- WHAT IS NEEDED:
List each line of the data that holds the string "heading", please.

- DATA SUPPLIED:

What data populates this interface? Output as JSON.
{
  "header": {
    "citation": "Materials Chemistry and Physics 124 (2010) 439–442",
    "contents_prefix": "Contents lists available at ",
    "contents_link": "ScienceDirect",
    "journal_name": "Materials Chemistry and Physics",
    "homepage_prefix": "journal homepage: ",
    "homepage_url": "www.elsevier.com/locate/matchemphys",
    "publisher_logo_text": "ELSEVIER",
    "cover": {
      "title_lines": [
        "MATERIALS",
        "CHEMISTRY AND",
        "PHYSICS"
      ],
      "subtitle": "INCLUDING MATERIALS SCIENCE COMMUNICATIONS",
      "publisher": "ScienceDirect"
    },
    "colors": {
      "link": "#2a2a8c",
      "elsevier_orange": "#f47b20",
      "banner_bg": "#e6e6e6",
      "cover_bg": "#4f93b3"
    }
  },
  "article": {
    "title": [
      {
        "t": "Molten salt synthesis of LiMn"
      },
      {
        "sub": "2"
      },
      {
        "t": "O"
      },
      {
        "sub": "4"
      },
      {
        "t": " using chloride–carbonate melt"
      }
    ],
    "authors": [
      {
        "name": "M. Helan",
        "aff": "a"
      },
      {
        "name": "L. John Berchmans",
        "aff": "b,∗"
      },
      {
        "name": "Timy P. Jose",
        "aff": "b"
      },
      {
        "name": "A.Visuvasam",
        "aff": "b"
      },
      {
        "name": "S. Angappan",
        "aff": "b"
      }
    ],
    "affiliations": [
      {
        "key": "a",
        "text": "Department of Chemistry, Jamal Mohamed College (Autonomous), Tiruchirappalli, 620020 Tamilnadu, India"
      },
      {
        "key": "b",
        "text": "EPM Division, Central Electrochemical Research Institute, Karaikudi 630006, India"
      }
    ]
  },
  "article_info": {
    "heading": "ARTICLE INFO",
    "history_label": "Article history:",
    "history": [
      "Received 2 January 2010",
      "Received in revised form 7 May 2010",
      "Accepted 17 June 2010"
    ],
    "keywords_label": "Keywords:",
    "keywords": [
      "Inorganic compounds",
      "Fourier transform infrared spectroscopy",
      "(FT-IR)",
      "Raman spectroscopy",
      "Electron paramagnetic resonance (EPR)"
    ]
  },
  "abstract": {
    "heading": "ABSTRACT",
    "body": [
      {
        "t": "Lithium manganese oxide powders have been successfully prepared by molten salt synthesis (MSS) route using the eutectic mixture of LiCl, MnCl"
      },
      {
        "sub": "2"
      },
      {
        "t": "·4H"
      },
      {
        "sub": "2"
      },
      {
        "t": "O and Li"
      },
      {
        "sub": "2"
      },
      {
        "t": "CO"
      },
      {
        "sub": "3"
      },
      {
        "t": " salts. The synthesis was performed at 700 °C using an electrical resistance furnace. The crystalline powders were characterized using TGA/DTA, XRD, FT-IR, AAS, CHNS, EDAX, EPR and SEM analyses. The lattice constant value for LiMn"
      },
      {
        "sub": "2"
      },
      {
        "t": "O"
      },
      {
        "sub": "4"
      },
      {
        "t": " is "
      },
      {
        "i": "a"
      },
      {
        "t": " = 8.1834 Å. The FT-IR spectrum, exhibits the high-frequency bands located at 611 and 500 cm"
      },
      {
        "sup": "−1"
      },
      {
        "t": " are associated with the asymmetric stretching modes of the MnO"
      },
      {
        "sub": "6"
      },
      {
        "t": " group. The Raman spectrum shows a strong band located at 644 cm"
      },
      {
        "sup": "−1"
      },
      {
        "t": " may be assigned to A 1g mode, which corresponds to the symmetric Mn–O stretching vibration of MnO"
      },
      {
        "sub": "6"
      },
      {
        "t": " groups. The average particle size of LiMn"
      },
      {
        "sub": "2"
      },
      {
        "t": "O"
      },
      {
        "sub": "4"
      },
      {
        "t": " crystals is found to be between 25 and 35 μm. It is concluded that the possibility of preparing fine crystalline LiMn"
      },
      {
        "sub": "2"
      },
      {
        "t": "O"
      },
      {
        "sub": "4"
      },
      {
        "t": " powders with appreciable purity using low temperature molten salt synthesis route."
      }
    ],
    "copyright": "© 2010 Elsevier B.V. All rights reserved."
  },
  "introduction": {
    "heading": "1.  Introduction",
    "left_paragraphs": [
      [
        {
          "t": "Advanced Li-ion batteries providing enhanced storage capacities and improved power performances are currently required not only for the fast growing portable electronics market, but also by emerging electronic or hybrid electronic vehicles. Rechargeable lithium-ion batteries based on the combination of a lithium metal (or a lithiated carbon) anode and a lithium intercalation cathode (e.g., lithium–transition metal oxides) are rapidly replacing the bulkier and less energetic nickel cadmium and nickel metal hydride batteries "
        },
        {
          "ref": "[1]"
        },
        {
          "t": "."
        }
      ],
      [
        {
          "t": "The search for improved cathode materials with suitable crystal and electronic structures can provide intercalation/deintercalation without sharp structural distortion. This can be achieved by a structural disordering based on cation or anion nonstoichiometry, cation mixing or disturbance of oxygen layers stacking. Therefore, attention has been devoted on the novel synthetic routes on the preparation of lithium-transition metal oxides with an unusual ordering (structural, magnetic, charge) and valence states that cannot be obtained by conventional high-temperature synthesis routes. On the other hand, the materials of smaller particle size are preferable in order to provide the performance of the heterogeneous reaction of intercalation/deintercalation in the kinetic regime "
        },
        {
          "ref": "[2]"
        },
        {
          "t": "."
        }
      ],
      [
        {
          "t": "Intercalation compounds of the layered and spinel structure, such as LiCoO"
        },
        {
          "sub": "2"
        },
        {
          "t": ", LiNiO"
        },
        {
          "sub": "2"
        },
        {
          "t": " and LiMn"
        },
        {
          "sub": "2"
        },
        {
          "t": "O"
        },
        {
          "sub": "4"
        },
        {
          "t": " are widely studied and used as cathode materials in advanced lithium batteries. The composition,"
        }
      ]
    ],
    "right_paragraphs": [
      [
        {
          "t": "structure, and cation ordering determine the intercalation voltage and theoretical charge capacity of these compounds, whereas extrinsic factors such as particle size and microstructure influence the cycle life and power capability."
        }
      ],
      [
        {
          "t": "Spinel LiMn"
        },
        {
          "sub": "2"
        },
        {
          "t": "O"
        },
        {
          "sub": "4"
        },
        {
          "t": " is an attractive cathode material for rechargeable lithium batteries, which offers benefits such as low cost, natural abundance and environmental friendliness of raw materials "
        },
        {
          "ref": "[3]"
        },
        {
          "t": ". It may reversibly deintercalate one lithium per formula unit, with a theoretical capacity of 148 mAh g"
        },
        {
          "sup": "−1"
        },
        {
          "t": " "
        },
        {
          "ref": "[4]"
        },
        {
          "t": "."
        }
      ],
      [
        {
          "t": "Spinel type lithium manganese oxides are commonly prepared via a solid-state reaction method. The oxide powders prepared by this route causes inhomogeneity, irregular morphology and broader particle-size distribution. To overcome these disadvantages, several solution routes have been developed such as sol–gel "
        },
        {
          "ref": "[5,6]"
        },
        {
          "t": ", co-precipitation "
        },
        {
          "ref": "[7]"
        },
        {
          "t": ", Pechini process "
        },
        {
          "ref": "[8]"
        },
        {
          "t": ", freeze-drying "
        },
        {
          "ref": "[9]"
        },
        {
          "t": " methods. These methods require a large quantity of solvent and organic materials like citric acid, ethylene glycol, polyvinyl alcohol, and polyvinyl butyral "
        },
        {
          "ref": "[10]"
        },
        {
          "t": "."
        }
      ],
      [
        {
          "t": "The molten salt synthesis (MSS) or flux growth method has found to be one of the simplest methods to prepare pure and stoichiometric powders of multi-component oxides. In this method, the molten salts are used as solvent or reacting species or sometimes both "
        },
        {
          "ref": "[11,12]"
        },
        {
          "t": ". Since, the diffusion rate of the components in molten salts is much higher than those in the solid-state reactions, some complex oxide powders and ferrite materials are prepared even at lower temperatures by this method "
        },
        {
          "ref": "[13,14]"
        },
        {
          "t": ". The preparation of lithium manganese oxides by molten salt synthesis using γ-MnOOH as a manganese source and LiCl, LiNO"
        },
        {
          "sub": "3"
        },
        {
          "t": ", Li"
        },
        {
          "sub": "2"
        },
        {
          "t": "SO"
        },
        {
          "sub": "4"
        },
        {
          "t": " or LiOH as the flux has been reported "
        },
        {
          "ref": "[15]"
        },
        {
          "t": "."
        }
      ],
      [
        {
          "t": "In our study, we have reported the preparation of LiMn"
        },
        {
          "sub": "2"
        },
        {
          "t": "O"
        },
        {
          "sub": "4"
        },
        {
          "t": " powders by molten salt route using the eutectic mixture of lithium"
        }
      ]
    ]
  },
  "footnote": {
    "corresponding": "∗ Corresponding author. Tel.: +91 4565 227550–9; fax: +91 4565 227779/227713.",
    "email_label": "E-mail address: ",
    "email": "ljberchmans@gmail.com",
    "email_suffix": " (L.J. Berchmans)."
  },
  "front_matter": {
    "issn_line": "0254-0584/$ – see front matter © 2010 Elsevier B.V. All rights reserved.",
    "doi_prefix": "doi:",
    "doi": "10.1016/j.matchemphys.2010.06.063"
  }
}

- ANSWER FOR THIS EXERCISE:
    "heading": "ARTICLE INFO",
    "heading": "ABSTRACT",
    "heading": "1.  Introduction",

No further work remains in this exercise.